## YOUR OBJECTIVE
Please print every record below exactly as it appears.

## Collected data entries
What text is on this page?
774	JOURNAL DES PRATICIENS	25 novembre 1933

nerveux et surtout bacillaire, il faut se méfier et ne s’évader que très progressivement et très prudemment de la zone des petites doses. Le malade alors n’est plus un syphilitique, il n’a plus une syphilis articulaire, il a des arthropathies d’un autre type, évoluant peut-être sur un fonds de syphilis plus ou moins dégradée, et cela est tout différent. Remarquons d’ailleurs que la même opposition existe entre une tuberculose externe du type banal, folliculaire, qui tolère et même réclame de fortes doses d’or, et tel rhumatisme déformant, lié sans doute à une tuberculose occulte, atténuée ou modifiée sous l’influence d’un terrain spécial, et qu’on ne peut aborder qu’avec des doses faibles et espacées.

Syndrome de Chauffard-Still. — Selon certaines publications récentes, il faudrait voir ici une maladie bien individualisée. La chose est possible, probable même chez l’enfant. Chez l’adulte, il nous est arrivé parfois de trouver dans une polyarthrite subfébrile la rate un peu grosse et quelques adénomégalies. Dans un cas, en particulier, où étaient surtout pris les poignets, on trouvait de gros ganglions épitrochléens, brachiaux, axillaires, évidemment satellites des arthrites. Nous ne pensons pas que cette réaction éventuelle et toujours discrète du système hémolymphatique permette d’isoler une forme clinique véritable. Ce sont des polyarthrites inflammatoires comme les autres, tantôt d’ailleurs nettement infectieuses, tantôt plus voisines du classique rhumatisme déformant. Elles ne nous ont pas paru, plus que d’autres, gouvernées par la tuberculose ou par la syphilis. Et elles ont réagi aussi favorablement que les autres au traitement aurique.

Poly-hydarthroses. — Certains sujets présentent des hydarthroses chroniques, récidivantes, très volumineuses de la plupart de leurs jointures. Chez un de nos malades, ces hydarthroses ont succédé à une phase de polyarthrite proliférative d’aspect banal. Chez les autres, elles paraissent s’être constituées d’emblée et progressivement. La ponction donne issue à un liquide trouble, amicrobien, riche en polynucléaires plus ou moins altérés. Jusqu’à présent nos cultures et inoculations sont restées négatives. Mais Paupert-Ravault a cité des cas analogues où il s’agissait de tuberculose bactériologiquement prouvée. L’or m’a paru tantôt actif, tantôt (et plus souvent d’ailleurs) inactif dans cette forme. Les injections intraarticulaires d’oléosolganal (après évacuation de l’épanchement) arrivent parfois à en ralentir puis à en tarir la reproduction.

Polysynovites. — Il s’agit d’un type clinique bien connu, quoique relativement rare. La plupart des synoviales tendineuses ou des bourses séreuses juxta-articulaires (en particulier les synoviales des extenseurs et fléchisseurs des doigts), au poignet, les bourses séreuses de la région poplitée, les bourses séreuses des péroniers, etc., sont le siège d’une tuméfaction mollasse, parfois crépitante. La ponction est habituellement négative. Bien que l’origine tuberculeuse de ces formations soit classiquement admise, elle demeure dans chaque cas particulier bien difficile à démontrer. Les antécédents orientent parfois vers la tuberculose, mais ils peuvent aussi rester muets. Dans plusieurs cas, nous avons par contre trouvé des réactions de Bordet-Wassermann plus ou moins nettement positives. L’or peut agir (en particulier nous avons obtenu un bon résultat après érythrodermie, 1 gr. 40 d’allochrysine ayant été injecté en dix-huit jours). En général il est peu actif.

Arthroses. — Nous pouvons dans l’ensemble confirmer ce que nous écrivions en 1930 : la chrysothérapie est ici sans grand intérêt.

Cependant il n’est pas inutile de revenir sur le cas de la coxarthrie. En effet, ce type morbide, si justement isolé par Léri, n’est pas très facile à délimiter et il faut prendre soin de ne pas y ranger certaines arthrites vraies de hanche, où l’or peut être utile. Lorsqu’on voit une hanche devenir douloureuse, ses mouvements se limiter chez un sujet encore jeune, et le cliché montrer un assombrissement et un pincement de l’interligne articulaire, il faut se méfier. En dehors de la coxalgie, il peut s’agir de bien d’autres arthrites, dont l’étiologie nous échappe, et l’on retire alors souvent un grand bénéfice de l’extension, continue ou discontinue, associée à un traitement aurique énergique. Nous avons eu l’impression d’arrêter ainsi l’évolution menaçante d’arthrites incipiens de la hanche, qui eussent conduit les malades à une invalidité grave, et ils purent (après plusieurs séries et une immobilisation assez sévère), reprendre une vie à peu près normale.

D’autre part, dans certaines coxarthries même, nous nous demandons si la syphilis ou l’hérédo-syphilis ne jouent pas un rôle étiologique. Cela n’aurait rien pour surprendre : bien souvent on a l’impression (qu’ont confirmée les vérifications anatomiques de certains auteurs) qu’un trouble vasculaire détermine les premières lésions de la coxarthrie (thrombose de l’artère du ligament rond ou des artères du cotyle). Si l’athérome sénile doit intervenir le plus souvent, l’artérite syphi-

## SOLUTION
What text is on this page?
774	JOURNAL DES PRATICIENS	25 novembre 1933

nerveux et surtout bacillaire, il faut se méfier et ne s’évader que très progressivement et très prudemment de la zone des petites doses. Le malade alors n’est plus un syphilitique, il n’a plus une syphilis articulaire, il a des arthropathies d’un autre type, évoluant peut-être sur un fonds de syphilis plus ou moins dégradée, et cela est tout différent. Remarquons d’ailleurs que la même opposition existe entre une tuberculose externe du type banal, folliculaire, qui tolère et même réclame de fortes doses d’or, et tel rhumatisme déformant, lié sans doute à une tuberculose occulte, atténuée ou modifiée sous l’influence d’un terrain spécial, et qu’on ne peut aborder qu’avec des doses faibles et espacées.

Syndrome de Chauffard-Still. — Selon certaines publications récentes, il faudrait voir ici une maladie bien individualisée. La chose est possible, probable même chez l’enfant. Chez l’adulte, il nous est arrivé parfois de trouver dans une polyarthrite subfébrile la rate un peu grosse et quelques adénomégalies. Dans un cas, en particulier, où étaient surtout pris les poignets, on trouvait de gros ganglions épitrochléens, brachiaux, axillaires, évidemment satellites des arthrites. Nous ne pensons pas que cette réaction éventuelle et toujours discrète du système hémolymphatique permette d’isoler une forme clinique véritable. Ce sont des polyarthrites inflammatoires comme les autres, tantôt d’ailleurs nettement infectieuses, tantôt plus voisines du classique rhumatisme déformant. Elles ne nous ont pas paru, plus que d’autres, gouvernées par la tuberculose ou par la syphilis. Et elles ont réagi aussi favorablement que les autres au traitement aurique.

Poly-hydarthroses. — Certains sujets présentent des hydarthroses chroniques, récidivantes, très volumineuses de la plupart de leurs jointures. Chez un de nos malades, ces hydarthroses ont succédé à une phase de polyarthrite proliférative d’aspect banal. Chez les autres, elles paraissent s’être constituées d’emblée et progressivement. La ponction donne issue à un liquide trouble, amicrobien, riche en polynucléaires plus ou moins altérés. Jusqu’à présent nos cultures et inoculations sont restées négatives. Mais Paupert-Ravault a cité des cas analogues où il s’agissait de tuberculose bactériologiquement prouvée. L’or m’a paru tantôt actif, tantôt (et plus souvent d’ailleurs) inactif dans cette forme. Les injections intraarticulaires d’oléosolganal (après évacuation de l’épanchement) arrivent parfois à en ralentir puis à en tarir la reproduction.

Polysynovites. — Il s’agit d’un type clinique bien connu, quoique relativement rare. La plupart des synoviales tendineuses ou des bourses séreuses juxta-articulaires (en particulier les synoviales des extenseurs et fléchisseurs des doigts), au poignet, les bourses séreuses de la région poplitée, les bourses séreuses des péroniers, etc., sont le siège d’une tuméfaction mollasse, parfois crépitante. La ponction est habituellement négative. Bien que l’origine tuberculeuse de ces formations soit classiquement admise, elle demeure dans chaque cas particulier bien difficile à démontrer. Les antécédents orientent parfois vers la tuberculose, mais ils peuvent aussi rester muets. Dans plusieurs cas, nous avons par contre trouvé des réactions de Bordet-Wassermann plus ou moins nettement positives. L’or peut agir (en particulier nous avons obtenu un bon résultat après érythrodermie, 1 gr. 40 d’allochrysine ayant été injecté en dix-huit jours). En général il est peu actif.

Arthroses. — Nous pouvons dans l’ensemble confirmer ce que nous écrivions en 1930 : la chrysothérapie est ici sans grand intérêt.

Cependant il n’est pas inutile de revenir sur le cas de la coxarthrie. En effet, ce type morbide, si justement isolé par Léri, n’est pas très facile à délimiter et il faut prendre soin de ne pas y ranger certaines arthrites vraies de hanche, où l’or peut être utile. Lorsqu’on voit une hanche devenir douloureuse, ses mouvements se limiter chez un sujet encore jeune, et le cliché montrer un assombrissement et un pincement de l’interligne articulaire, il faut se méfier. En dehors de la coxalgie, il peut s’agir de bien d’autres arthrites, dont l’étiologie nous échappe, et l’on retire alors souvent un grand bénéfice de l’extension, continue ou discontinue, associée à un traitement aurique énergique. Nous avons eu l’impression d’arrêter ainsi l’évolution menaçante d’arthrites incipiens de la hanche, qui eussent conduit les malades à une invalidité grave, et ils purent (après plusieurs séries et une immobilisation assez sévère), reprendre une vie à peu près normale.

D’autre part, dans certaines coxarthries même, nous nous demandons si la syphilis ou l’hérédo-syphilis ne jouent pas un rôle étiologique. Cela n’aurait rien pour surprendre : bien souvent on a l’impression (qu’ont confirmée les vérifications anatomiques de certains auteurs) qu’un trouble vasculaire détermine les premières lésions de la coxarthrie (thrombose de l’artère du ligament rond ou des artères du cotyle). Si l’athérome sénile doit intervenir le plus souvent, l’artérite syphi-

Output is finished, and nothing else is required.